§ **Exercise objective**
Extract every entry word for word. Skip the pictures.

§ **Records shown**
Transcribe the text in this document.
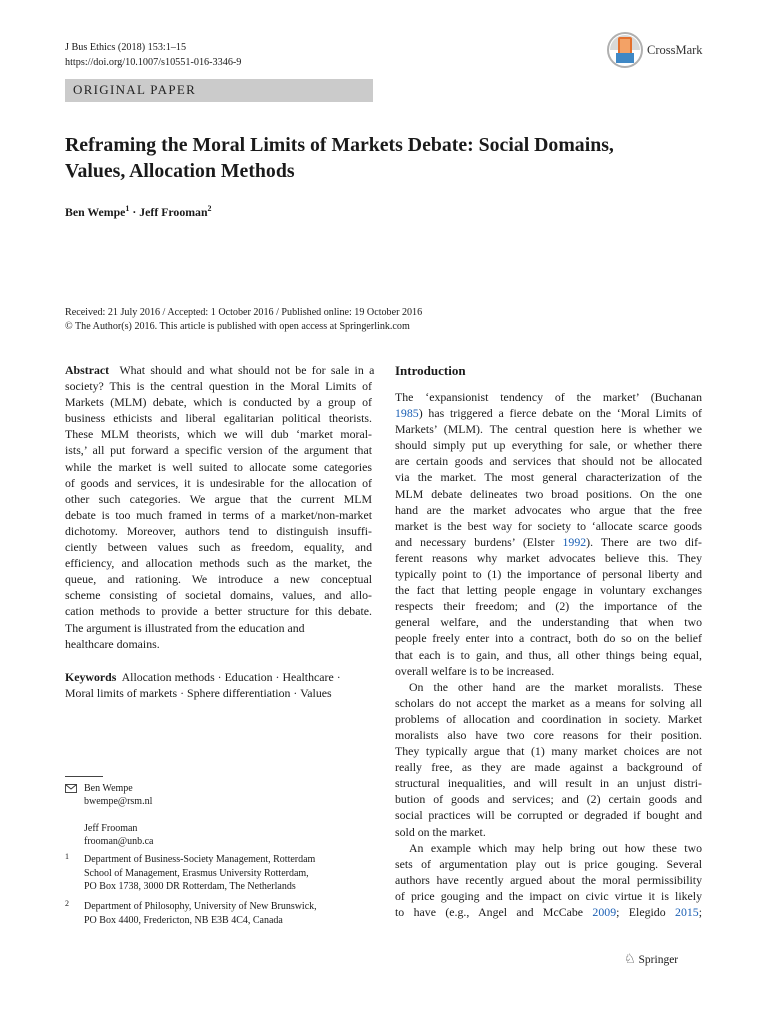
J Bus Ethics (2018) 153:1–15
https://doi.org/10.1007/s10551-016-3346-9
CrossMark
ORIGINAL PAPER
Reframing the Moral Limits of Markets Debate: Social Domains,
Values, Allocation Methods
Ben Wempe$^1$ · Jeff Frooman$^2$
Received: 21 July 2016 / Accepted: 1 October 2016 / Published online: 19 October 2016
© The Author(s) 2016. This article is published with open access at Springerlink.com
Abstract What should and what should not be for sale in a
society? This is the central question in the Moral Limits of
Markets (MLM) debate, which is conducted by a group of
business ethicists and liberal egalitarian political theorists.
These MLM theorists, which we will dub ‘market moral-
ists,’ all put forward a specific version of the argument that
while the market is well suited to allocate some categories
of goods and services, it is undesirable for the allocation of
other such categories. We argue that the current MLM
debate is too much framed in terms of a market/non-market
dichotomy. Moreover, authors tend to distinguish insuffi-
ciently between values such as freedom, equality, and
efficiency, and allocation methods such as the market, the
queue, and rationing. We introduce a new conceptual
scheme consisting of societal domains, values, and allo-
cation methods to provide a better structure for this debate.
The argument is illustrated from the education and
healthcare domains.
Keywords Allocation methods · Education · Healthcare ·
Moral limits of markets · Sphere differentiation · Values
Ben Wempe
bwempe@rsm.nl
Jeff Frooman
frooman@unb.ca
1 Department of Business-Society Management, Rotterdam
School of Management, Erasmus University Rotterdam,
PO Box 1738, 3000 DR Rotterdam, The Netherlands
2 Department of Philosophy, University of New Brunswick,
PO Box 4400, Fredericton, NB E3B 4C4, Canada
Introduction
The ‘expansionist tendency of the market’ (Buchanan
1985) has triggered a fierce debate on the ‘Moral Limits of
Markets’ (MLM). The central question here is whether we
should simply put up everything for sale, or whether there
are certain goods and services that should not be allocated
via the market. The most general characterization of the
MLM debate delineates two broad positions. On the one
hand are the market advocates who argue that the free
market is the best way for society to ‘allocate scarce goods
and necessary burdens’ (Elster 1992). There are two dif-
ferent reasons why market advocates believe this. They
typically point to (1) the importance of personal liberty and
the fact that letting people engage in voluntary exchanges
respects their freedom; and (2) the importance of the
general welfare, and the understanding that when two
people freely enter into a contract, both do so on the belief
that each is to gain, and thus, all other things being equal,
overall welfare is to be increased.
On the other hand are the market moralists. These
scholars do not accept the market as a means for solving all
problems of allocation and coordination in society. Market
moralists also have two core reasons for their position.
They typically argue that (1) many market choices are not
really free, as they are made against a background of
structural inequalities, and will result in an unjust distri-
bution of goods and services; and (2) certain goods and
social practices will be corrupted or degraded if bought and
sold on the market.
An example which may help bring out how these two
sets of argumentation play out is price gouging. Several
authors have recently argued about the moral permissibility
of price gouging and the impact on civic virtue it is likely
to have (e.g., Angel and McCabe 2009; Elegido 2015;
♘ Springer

§ **Solution to this task**
Transcribe the text in this document.
J Bus Ethics (2018) 153:1–15
https://doi.org/10.1007/s10551-016-3346-9
CrossMark
ORIGINAL PAPER
Reframing the Moral Limits of Markets Debate: Social Domains,
Values, Allocation Methods
Ben Wempe$^1$ · Jeff Frooman$^2$
Received: 21 July 2016 / Accepted: 1 October 2016 / Published online: 19 October 2016
© The Author(s) 2016. This article is published with open access at Springerlink.com
Abstract What should and what should not be for sale in a
society? This is the central question in the Moral Limits of
Markets (MLM) debate, which is conducted by a group of
business ethicists and liberal egalitarian political theorists.
These MLM theorists, which we will dub ‘market moral-
ists,’ all put forward a specific version of the argument that
while the market is well suited to allocate some categories
of goods and services, it is undesirable for the allocation of
other such categories. We argue that the current MLM
debate is too much framed in terms of a market/non-market
dichotomy. Moreover, authors tend to distinguish insuffi-
ciently between values such as freedom, equality, and
efficiency, and allocation methods such as the market, the
queue, and rationing. We introduce a new conceptual
scheme consisting of societal domains, values, and allo-
cation methods to provide a better structure for this debate.
The argument is illustrated from the education and
healthcare domains.
Keywords Allocation methods · Education · Healthcare ·
Moral limits of markets · Sphere differentiation · Values
Ben Wempe
bwempe@rsm.nl
Jeff Frooman
frooman@unb.ca
1 Department of Business-Society Management, Rotterdam
School of Management, Erasmus University Rotterdam,
PO Box 1738, 3000 DR Rotterdam, The Netherlands
2 Department of Philosophy, University of New Brunswick,
PO Box 4400, Fredericton, NB E3B 4C4, Canada
Introduction
The ‘expansionist tendency of the market’ (Buchanan
1985) has triggered a fierce debate on the ‘Moral Limits of
Markets’ (MLM). The central question here is whether we
should simply put up everything for sale, or whether there
are certain goods and services that should not be allocated
via the market. The most general characterization of the
MLM debate delineates two broad positions. On the one
hand are the market advocates who argue that the free
market is the best way for society to ‘allocate scarce goods
and necessary burdens’ (Elster 1992). There are two dif-
ferent reasons why market advocates believe this. They
typically point to (1) the importance of personal liberty and
the fact that letting people engage in voluntary exchanges
respects their freedom; and (2) the importance of the
general welfare, and the understanding that when two
people freely enter into a contract, both do so on the belief
that each is to gain, and thus, all other things being equal,
overall welfare is to be increased.
On the other hand are the market moralists. These
scholars do not accept the market as a means for solving all
problems of allocation and coordination in society. Market
moralists also have two core reasons for their position.
They typically argue that (1) many market choices are not
really free, as they are made against a background of
structural inequalities, and will result in an unjust distri-
bution of goods and services; and (2) certain goods and
social practices will be corrupted or degraded if bought and
sold on the market.
An example which may help bring out how these two
sets of argumentation play out is price gouging. Several
authors have recently argued about the moral permissibility
of price gouging and the impact on civic virtue it is likely
to have (e.g., Angel and McCabe 2009; Elegido 2015;
♘ Springer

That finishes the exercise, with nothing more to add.